## Given instruction:
Work through the data below line by line and say how many lines hold "deutschem"; give only the number.

· · · ·

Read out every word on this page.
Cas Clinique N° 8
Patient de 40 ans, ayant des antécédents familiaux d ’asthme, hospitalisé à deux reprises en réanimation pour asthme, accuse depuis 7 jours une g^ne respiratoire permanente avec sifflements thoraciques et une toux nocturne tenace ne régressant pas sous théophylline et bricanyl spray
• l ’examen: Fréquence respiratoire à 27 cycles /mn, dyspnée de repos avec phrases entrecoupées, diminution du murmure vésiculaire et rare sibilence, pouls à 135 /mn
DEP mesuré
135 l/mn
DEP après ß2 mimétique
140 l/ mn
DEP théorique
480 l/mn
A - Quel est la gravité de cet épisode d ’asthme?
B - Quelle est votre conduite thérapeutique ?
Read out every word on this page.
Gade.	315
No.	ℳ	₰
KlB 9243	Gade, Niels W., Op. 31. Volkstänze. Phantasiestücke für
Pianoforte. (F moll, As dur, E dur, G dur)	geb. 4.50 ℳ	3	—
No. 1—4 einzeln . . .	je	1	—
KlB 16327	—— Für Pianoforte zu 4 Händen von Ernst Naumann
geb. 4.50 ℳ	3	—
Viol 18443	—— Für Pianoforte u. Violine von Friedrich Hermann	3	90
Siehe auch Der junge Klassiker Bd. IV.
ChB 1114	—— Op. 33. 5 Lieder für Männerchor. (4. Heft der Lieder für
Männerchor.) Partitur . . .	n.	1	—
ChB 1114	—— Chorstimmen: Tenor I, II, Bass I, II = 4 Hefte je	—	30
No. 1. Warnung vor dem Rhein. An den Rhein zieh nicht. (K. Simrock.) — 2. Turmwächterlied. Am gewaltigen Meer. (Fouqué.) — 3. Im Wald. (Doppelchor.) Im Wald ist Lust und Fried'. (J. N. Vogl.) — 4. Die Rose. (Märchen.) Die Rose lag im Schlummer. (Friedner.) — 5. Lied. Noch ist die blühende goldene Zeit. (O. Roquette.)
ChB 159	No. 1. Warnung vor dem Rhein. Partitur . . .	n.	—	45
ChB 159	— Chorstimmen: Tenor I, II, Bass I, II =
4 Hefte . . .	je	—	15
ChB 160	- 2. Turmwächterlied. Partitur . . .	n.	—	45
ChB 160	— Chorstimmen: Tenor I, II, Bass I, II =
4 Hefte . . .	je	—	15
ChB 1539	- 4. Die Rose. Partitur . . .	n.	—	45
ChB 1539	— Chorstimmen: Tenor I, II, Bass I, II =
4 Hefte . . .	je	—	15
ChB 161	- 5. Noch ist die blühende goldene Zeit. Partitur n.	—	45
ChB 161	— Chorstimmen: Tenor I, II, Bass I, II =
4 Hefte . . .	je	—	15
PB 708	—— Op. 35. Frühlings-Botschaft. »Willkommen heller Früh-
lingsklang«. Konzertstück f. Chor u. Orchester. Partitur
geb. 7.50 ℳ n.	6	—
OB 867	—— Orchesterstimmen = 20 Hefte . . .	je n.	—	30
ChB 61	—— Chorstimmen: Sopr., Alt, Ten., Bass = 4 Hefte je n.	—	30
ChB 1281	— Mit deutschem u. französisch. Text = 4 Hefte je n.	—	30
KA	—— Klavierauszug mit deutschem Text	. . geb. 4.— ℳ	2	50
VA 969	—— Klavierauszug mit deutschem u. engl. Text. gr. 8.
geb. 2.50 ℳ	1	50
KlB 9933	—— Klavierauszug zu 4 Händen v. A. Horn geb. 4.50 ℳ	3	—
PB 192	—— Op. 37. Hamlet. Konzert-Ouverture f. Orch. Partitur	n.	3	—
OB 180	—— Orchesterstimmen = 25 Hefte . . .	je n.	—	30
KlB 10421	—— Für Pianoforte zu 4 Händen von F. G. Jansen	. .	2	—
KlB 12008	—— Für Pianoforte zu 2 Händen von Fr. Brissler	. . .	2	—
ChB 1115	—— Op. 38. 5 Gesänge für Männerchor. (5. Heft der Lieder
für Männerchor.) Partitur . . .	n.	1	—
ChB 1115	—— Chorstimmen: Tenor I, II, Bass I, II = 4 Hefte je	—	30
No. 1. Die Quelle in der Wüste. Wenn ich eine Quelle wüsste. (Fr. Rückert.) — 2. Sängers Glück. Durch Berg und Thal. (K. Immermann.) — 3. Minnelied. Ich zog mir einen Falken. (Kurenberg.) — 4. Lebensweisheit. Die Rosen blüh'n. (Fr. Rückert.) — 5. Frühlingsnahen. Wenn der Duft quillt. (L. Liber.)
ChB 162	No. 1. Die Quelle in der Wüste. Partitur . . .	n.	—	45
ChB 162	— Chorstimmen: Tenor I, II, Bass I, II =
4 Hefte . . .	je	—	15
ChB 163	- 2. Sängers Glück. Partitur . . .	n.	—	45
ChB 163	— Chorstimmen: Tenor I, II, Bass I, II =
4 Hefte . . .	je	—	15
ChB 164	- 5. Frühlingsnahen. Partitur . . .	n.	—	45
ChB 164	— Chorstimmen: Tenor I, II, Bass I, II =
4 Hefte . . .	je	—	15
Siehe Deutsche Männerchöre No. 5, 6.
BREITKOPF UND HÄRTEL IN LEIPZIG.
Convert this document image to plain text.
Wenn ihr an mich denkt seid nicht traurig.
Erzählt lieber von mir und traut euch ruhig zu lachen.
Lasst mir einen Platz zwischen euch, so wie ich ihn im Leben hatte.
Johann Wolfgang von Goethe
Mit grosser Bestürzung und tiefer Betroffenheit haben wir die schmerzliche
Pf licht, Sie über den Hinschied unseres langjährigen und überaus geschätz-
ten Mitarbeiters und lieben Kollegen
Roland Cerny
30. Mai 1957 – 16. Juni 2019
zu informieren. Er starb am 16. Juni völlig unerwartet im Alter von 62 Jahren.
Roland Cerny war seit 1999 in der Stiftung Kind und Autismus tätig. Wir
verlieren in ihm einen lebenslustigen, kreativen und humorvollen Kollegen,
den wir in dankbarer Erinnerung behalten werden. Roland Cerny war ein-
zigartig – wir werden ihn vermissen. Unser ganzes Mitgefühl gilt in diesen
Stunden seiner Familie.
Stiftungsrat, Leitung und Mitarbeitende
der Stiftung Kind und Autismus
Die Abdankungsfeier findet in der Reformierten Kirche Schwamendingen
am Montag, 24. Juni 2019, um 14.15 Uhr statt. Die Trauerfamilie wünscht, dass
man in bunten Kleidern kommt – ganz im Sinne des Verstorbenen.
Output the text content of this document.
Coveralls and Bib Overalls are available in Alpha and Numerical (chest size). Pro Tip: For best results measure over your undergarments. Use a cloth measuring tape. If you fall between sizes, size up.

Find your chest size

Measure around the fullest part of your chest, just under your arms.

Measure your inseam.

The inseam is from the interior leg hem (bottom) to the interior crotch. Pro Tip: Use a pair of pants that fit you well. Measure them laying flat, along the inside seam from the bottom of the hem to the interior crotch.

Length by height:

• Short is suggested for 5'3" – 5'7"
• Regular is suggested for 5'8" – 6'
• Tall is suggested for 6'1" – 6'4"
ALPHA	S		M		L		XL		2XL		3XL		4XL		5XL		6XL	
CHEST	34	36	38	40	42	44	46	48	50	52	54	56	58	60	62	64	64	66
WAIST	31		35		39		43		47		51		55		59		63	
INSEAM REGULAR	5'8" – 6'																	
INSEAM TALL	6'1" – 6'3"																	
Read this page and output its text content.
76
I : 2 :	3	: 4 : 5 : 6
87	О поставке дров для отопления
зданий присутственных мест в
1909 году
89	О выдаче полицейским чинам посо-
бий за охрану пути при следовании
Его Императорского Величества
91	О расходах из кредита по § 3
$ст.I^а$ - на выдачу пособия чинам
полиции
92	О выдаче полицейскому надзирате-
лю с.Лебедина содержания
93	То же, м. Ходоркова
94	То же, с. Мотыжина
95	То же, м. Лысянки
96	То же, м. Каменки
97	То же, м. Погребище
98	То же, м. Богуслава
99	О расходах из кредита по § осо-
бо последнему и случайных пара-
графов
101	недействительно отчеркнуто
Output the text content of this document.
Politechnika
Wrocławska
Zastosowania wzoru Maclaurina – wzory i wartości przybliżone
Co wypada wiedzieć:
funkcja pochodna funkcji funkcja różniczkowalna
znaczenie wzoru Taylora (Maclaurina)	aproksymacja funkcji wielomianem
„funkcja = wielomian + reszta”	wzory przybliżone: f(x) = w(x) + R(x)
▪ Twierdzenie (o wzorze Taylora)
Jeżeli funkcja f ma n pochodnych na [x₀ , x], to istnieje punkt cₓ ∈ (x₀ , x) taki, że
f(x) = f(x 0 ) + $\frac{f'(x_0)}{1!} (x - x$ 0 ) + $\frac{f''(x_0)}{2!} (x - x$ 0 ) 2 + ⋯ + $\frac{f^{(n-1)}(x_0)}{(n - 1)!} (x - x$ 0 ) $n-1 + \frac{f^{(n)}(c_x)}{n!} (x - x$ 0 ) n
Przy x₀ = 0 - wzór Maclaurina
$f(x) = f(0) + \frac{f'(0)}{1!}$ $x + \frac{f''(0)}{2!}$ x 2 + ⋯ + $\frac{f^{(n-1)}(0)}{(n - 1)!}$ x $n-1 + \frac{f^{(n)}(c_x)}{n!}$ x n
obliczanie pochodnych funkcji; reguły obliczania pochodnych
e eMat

· · · ·

## Result for this exercise:
3